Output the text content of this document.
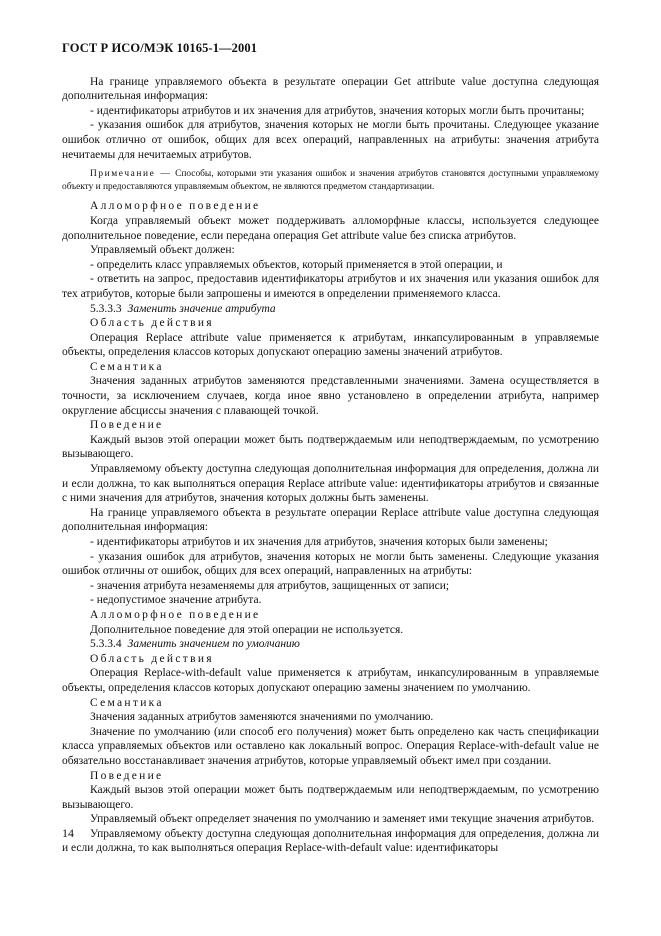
ГОСТ Р ИСО/МЭК 10165-1—2001

На границе управляемого объекта в результате операции Get attribute value доступна следующая дополнительная информация:

- идентификаторы атрибутов и их значения для атрибутов, значения которых могли быть прочитаны;

- указания ошибок для атрибутов, значения которых не могли быть прочитаны. Следующее указание ошибок отлично от ошибок, общих для всех операций, направленных на атрибуты: значения атрибута нечитаемы для нечитаемых атрибутов.

Примечание — Способы, которыми эти указания ошибок и значения атрибутов становятся доступными управляемому объекту и предоставляются управляемым объектом, не являются предметом стандартизации.

Алломорфное поведение

Когда управляемый объект может поддерживать алломорфные классы, используется следующее дополнительное поведение, если передана операция Get attribute value без списка атрибутов.

Управляемый объект должен:

- определить класс управляемых объектов, который применяется в этой операции, и

- ответить на запрос, предоставив идентификаторы атрибутов и их значения или указания ошибок для тех атрибутов, которые были запрошены и имеются в определении применяемого класса.

5.3.3.3 Заменить значение атрибута

Область действия

Операция Replace attribute value применяется к атрибутам, инкапсулированным в управляемые объекты, определения классов которых допускают операцию замены значений атрибутов.

Семантика

Значения заданных атрибутов заменяются представленными значениями. Замена осуществляется в точности, за исключением случаев, когда иное явно установлено в определении атрибута, например округление абсциссы значения с плавающей точкой.

Поведение

Каждый вызов этой операции может быть подтверждаемым или неподтверждаемым, по усмотрению вызывающего.

Управляемому объекту доступна следующая дополнительная информация для определения, должна ли и если должна, то как выполняться операция Replace attribute value: идентификаторы атрибутов и связанные с ними значения для атрибутов, значения которых должны быть заменены.

На границе управляемого объекта в результате операции Replace attribute value доступна следующая дополнительная информация:

- идентификаторы атрибутов и их значения для атрибутов, значения которых были заменены;

- указания ошибок для атрибутов, значения которых не могли быть заменены. Следующие указания ошибок отличны от ошибок, общих для всех операций, направленных на атрибуты:

- значения атрибута незаменяемы для атрибутов, защищенных от записи;

- недопустимое значение атрибута.

Алломорфное поведение

Дополнительное поведение для этой операции не используется.

5.3.3.4 Заменить значением по умолчанию

Область действия

Операция Replace-with-default value применяется к атрибутам, инкапсулированным в управляемые объекты, определения классов которых допускают операцию замены значением по умолчанию.

Семантика

Значения заданных атрибутов заменяются значениями по умолчанию.

Значение по умолчанию (или способ его получения) может быть определено как часть спецификации класса управляемых объектов или оставлено как локальный вопрос. Операция Replace-with-default value не обязательно восстанавливает значения атрибутов, которые управляемый объект имел при создании.

Поведение

Каждый вызов этой операции может быть подтверждаемым или неподтверждаемым, по усмотрению вызывающего.

Управляемый объект определяет значения по умолчанию и заменяет ими текущие значения атрибутов.

Управляемому объекту доступна следующая дополнительная информация для определения, должна ли и если должна, то как выполняться операция Replace-with-default value: идентификаторы

14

━━━━━━━━━━━━━━━━━━━━

_Stated goal_: Without the pictures, extract every entry verbatim.

_Answer to the problem_:
Output the text content of this document.
ГОСТ Р ИСО/МЭК 10165-1—2001

На границе управляемого объекта в результате операции Get attribute value доступна следующая дополнительная информация:

- идентификаторы атрибутов и их значения для атрибутов, значения которых могли быть прочитаны;

- указания ошибок для атрибутов, значения которых не могли быть прочитаны. Следующее указание ошибок отлично от ошибок, общих для всех операций, направленных на атрибуты: значения атрибута нечитаемы для нечитаемых атрибутов.

Примечание — Способы, которыми эти указания ошибок и значения атрибутов становятся доступными управляемому объекту и предоставляются управляемым объектом, не являются предметом стандартизации.

Алломорфное поведение

Когда управляемый объект может поддерживать алломорфные классы, используется следующее дополнительное поведение, если передана операция Get attribute value без списка атрибутов.

Управляемый объект должен:

- определить класс управляемых объектов, который применяется в этой операции, и

- ответить на запрос, предоставив идентификаторы атрибутов и их значения или указания ошибок для тех атрибутов, которые были запрошены и имеются в определении применяемого класса.

5.3.3.3 Заменить значение атрибута

Область действия

Операция Replace attribute value применяется к атрибутам, инкапсулированным в управляемые объекты, определения классов которых допускают операцию замены значений атрибутов.

Семантика

Значения заданных атрибутов заменяются представленными значениями. Замена осуществляется в точности, за исключением случаев, когда иное явно установлено в определении атрибута, например округление абсциссы значения с плавающей точкой.

Поведение

Каждый вызов этой операции может быть подтверждаемым или неподтверждаемым, по усмотрению вызывающего.

Управляемому объекту доступна следующая дополнительная информация для определения, должна ли и если должна, то как выполняться операция Replace attribute value: идентификаторы атрибутов и связанные с ними значения для атрибутов, значения которых должны быть заменены.

На границе управляемого объекта в результате операции Replace attribute value доступна следующая дополнительная информация:

- идентификаторы атрибутов и их значения для атрибутов, значения которых были заменены;

- указания ошибок для атрибутов, значения которых не могли быть заменены. Следующие указания ошибок отличны от ошибок, общих для всех операций, направленных на атрибуты:

- значения атрибута незаменяемы для атрибутов, защищенных от записи;

- недопустимое значение атрибута.

Алломорфное поведение

Дополнительное поведение для этой операции не используется.

5.3.3.4 Заменить значением по умолчанию

Область действия

Операция Replace-with-default value применяется к атрибутам, инкапсулированным в управляемые объекты, определения классов которых допускают операцию замены значением по умолчанию.

Семантика

Значения заданных атрибутов заменяются значениями по умолчанию.

Значение по умолчанию (или способ его получения) может быть определено как часть спецификации класса управляемых объектов или оставлено как локальный вопрос. Операция Replace-with-default value не обязательно восстанавливает значения атрибутов, которые управляемый объект имел при создании.

Поведение

Каждый вызов этой операции может быть подтверждаемым или неподтверждаемым, по усмотрению вызывающего.

Управляемый объект определяет значения по умолчанию и заменяет ими текущие значения атрибутов.

Управляемому объекту доступна следующая дополнительная информация для определения, должна ли и если должна, то как выполняться операция Replace-with-default value: идентификаторы

14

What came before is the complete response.